-- START OF Data shown --
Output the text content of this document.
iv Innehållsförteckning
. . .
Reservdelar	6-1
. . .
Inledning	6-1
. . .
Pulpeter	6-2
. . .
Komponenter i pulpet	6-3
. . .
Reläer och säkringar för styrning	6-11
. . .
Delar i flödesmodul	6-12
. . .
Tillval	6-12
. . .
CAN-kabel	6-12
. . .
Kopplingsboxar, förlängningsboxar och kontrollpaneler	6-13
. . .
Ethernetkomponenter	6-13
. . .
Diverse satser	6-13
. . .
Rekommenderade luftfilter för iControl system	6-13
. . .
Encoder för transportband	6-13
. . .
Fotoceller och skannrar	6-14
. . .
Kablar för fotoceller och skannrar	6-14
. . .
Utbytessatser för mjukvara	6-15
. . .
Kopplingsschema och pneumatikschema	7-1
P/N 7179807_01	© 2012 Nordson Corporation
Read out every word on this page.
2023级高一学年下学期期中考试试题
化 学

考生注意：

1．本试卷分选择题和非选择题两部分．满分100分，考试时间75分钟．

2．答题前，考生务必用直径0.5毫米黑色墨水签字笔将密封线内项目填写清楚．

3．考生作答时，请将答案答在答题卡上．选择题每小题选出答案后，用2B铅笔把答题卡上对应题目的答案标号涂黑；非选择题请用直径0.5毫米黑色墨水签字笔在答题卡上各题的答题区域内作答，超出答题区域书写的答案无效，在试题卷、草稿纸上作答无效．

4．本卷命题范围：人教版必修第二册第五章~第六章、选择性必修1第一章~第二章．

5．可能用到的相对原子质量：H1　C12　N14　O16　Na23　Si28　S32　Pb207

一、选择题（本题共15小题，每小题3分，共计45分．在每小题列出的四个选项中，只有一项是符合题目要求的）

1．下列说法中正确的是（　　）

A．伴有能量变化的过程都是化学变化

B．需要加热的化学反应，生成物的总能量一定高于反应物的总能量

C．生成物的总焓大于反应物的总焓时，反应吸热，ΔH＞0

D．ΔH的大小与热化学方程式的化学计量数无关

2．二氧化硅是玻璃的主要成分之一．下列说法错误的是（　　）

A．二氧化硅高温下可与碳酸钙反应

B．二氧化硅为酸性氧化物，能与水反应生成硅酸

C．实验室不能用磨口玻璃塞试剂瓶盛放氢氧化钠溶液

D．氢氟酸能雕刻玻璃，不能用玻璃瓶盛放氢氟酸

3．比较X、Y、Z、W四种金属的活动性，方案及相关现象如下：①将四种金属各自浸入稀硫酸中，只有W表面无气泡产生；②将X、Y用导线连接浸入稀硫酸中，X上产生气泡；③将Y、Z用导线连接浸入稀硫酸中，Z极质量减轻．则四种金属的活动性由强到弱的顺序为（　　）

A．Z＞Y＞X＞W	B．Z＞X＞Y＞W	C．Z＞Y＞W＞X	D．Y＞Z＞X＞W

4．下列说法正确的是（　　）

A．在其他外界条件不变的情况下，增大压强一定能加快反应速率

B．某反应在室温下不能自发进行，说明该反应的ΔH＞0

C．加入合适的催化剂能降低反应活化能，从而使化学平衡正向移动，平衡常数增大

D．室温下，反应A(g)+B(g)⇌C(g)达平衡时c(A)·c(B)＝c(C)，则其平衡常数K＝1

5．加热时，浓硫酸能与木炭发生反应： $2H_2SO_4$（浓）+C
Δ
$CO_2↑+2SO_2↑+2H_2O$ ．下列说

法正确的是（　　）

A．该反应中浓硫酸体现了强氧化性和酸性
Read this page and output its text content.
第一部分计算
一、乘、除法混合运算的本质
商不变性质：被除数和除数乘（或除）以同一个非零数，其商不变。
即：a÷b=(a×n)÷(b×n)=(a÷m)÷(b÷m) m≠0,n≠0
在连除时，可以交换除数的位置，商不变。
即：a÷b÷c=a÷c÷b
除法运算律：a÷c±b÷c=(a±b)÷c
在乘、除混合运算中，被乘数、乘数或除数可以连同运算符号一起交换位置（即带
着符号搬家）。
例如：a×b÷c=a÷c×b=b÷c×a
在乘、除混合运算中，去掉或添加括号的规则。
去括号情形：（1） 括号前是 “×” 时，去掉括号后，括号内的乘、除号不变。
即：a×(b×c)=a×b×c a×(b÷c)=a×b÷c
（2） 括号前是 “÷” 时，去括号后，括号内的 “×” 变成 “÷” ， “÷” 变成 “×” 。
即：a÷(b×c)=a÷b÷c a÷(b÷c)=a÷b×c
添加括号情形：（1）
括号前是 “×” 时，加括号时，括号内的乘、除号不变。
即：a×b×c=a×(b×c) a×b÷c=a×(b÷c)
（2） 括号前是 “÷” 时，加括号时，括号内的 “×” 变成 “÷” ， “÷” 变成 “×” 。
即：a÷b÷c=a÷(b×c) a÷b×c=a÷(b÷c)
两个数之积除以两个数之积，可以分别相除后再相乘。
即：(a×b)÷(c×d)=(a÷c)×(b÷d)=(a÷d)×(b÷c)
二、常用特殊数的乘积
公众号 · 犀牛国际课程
-- END OF Data shown --
What you should do
Scan the material for lines with the word "text", and copy each line you find.

Output of the exercise
Output the text content of this document.
Read this page and output its text content.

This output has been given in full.